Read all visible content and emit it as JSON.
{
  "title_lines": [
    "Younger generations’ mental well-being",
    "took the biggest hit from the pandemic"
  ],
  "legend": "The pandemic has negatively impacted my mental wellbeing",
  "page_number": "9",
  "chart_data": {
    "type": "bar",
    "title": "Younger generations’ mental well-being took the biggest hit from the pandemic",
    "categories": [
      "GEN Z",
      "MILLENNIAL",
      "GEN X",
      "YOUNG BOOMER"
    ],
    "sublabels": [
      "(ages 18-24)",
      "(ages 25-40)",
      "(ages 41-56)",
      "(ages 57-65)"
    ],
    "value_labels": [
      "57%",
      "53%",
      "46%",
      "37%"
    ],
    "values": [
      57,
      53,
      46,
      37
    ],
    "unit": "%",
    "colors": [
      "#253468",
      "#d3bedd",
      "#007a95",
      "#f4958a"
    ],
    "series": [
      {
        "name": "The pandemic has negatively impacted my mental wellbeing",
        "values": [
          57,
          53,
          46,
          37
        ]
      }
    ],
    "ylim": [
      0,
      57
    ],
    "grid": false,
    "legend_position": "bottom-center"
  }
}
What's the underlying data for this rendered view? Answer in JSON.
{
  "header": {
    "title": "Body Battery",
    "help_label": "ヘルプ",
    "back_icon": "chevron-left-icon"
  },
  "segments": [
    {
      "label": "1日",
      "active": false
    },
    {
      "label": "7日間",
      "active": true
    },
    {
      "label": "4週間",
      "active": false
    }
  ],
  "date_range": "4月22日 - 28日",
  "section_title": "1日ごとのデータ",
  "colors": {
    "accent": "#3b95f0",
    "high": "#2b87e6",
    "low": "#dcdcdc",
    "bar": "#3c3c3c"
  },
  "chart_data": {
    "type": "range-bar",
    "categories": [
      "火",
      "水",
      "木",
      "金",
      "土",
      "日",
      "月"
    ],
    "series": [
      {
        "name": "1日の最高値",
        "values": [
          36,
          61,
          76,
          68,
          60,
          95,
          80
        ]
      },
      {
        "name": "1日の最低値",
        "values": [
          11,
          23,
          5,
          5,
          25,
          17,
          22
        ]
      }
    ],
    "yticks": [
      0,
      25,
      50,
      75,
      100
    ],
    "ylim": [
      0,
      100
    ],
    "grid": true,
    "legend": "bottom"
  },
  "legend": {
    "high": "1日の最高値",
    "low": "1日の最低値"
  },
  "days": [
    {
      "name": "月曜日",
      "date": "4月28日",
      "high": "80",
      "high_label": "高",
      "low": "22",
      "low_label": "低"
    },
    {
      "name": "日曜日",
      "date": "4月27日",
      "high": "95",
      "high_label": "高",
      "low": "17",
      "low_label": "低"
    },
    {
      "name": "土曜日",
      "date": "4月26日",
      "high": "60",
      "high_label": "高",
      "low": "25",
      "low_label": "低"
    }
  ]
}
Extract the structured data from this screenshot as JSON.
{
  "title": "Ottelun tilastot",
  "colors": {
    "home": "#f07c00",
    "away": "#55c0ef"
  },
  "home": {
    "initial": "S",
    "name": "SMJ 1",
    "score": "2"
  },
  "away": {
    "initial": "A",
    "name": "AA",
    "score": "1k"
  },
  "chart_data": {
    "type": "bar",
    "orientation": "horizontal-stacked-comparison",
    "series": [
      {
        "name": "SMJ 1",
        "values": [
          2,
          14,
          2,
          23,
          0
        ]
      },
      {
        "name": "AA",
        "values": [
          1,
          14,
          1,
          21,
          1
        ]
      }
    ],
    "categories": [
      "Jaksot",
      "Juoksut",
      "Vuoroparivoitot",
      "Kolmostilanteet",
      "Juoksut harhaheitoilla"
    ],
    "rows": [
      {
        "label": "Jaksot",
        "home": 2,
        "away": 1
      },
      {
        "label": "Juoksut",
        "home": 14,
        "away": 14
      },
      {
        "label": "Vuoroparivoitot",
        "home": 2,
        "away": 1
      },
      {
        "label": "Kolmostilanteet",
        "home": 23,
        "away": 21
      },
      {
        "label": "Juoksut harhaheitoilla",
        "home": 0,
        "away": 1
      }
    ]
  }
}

● GIVEN PROBLEM:
Write out the lines above from the one containing "Extract the structured" through the last, exactly as they are.

● THE OUTPUT:
Extract the structured data from this screenshot as JSON.
{
  "title": "Ottelun tilastot",
  "colors": {
    "home": "#f07c00",
    "away": "#55c0ef"
  },
  "home": {
    "initial": "S",
    "name": "SMJ 1",
    "score": "2"
  },
  "away": {
    "initial": "A",
    "name": "AA",
    "score": "1k"
  },
  "chart_data": {
    "type": "bar",
    "orientation": "horizontal-stacked-comparison",
    "series": [
      {
        "name": "SMJ 1",
        "values": [
          2,
          14,
          2,
          23,
          0
        ]
      },
      {
        "name": "AA",
        "values": [
          1,
          14,
          1,
          21,
          1
        ]
      }
    ],
    "categories": [
      "Jaksot",
      "Juoksut",
      "Vuoroparivoitot",
      "Kolmostilanteet",
      "Juoksut harhaheitoilla"
    ],
    "rows": [
      {
        "label": "Jaksot",
        "home": 2,
        "away": 1
      },
      {
        "label": "Juoksut",
        "home": 14,
        "away": 14
      },
      {
        "label": "Vuoroparivoitot",
        "home": 2,
        "away": 1
      },
      {
        "label": "Kolmostilanteet",
        "home": 23,
        "away": 21
      },
      {
        "label": "Juoksut harhaheitoilla",
        "home": 0,
        "away": 1
      }
    ]
  }
}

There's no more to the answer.